Some records
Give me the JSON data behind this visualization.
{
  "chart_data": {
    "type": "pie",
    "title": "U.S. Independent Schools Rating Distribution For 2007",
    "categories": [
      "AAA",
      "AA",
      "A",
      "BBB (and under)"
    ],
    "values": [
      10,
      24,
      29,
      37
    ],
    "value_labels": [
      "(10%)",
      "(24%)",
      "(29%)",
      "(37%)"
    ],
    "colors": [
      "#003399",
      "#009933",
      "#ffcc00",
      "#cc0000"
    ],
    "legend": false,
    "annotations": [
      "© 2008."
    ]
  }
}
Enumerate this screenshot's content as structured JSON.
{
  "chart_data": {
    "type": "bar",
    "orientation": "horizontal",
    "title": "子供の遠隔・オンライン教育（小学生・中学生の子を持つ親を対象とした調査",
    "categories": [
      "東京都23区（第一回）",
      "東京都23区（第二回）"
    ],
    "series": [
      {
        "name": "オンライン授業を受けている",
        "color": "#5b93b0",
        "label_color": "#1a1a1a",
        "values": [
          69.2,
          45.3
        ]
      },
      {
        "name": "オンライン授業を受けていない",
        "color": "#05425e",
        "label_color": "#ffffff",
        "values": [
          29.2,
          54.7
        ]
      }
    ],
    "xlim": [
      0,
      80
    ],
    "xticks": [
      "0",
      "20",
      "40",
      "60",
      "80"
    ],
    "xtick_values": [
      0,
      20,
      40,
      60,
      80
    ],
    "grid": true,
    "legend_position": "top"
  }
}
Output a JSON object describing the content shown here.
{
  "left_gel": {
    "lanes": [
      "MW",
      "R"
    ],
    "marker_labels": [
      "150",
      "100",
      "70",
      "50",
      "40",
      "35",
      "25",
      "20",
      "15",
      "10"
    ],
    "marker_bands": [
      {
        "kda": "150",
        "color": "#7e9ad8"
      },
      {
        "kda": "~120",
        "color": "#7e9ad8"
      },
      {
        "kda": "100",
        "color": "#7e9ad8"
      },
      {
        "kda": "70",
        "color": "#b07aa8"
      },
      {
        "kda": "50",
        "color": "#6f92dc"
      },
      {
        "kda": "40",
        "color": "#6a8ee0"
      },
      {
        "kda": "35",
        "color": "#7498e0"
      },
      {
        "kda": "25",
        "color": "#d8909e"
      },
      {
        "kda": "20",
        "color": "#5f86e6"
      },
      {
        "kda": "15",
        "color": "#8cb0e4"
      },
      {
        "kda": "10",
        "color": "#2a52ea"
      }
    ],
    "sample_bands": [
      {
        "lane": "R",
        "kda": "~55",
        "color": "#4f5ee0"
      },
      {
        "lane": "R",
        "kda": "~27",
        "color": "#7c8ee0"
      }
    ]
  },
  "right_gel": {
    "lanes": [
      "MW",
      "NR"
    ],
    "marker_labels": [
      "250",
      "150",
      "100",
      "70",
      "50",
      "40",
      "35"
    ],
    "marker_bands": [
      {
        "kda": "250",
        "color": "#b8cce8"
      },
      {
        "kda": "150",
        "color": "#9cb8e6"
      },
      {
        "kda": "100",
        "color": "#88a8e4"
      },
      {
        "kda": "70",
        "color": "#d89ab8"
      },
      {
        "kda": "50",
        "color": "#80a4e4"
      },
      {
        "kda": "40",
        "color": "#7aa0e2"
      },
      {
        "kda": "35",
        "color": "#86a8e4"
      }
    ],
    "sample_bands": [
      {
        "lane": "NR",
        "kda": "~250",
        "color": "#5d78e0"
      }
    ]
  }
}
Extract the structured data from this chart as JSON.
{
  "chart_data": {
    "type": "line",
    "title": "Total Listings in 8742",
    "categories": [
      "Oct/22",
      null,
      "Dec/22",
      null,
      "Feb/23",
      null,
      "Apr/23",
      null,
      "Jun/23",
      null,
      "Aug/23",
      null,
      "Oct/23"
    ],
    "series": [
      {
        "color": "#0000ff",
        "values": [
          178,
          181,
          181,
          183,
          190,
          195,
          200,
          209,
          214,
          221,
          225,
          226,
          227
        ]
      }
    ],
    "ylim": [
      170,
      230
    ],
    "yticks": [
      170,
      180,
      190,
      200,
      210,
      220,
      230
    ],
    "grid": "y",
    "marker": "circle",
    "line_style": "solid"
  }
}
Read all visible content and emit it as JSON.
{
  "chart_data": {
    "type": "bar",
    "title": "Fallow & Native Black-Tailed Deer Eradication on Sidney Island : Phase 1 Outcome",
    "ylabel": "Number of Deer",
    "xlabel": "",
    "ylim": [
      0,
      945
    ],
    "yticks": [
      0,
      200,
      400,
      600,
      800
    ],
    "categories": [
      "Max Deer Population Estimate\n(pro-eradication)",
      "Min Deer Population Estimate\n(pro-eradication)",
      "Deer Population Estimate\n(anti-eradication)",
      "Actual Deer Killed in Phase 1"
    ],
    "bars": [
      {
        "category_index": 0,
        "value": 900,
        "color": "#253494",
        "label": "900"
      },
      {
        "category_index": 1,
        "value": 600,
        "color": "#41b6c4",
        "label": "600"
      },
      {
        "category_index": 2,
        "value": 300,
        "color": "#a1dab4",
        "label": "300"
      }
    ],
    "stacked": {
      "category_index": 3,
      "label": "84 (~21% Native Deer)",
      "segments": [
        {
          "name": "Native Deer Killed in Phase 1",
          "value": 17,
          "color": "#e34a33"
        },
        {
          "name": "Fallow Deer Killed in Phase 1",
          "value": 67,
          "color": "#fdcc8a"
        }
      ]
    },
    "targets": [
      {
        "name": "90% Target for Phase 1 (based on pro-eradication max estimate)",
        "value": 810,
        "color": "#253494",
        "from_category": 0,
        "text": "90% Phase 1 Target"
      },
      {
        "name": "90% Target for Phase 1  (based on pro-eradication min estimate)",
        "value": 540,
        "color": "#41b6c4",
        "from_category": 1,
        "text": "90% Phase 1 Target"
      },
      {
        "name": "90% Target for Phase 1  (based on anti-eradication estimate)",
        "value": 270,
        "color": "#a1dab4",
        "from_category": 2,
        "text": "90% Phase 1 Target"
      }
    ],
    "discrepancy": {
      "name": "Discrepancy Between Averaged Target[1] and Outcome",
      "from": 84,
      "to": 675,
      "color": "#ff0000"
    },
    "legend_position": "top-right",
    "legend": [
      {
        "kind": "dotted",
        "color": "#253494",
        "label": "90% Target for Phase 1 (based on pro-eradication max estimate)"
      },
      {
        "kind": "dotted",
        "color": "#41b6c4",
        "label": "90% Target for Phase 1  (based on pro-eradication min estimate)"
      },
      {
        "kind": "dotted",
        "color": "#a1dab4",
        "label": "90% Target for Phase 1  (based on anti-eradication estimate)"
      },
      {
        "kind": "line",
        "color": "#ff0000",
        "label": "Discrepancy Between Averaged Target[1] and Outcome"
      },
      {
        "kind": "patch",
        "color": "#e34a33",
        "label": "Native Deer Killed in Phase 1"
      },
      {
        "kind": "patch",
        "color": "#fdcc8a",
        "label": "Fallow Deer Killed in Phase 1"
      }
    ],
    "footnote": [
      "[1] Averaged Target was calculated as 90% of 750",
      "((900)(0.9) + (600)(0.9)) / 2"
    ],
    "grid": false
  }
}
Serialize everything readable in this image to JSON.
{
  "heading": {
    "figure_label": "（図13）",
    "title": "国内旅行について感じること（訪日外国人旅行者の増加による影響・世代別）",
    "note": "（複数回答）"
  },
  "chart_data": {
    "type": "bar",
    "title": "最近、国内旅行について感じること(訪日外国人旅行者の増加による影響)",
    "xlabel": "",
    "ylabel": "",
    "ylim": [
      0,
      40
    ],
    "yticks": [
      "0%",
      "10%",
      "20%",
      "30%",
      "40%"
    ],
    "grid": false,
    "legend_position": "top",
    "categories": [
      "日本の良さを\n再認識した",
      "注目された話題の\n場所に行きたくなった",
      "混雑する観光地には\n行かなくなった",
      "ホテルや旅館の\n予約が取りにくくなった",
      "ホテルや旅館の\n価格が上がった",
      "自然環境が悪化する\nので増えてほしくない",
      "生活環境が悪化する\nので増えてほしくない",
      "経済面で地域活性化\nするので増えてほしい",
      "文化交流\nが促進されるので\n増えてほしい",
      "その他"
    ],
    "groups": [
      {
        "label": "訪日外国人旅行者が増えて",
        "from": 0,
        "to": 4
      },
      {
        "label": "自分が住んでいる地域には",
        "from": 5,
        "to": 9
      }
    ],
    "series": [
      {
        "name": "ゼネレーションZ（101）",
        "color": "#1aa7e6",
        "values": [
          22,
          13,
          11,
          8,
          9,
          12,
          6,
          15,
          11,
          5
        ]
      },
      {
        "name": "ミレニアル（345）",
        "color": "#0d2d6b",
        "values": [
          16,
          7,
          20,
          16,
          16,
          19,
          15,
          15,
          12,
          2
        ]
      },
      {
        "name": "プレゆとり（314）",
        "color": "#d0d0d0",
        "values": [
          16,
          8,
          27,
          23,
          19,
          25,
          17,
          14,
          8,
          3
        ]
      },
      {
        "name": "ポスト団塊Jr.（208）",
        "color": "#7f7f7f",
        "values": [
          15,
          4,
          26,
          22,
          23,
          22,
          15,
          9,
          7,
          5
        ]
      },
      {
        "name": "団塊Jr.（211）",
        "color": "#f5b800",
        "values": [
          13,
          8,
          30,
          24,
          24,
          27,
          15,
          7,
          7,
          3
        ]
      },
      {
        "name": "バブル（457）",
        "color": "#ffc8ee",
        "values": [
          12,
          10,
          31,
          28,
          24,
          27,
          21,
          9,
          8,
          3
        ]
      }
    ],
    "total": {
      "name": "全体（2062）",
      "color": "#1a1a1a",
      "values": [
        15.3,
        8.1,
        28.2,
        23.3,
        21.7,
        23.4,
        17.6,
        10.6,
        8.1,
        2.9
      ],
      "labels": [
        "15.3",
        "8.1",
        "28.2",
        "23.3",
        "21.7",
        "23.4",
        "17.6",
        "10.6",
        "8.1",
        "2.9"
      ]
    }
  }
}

• _WORK TO BE COMPLETED_:
Work out how many lines in the records above contain the word "Fallow", and reply with that number alone.

• _EXPECTED OUTPUT_:
3